(Excerpt from a dataset)

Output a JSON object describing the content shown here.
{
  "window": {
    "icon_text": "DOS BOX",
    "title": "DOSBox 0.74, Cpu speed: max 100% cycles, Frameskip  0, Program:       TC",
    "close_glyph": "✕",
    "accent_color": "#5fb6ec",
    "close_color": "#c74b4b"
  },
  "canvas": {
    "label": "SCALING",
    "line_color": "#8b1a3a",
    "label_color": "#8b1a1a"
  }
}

-- EXERCISE --
Would you give the material above again, complete and exact?

-- RESPONSE BELOW --
Output a JSON object describing the content shown here.
{
  "window": {
    "icon_text": "DOS BOX",
    "title": "DOSBox 0.74, Cpu speed: max 100% cycles, Frameskip  0, Program:       TC",
    "close_glyph": "✕",
    "accent_color": "#5fb6ec",
    "close_color": "#c74b4b"
  },
  "canvas": {
    "label": "SCALING",
    "line_color": "#8b1a3a",
    "label_color": "#8b1a1a"
  }
}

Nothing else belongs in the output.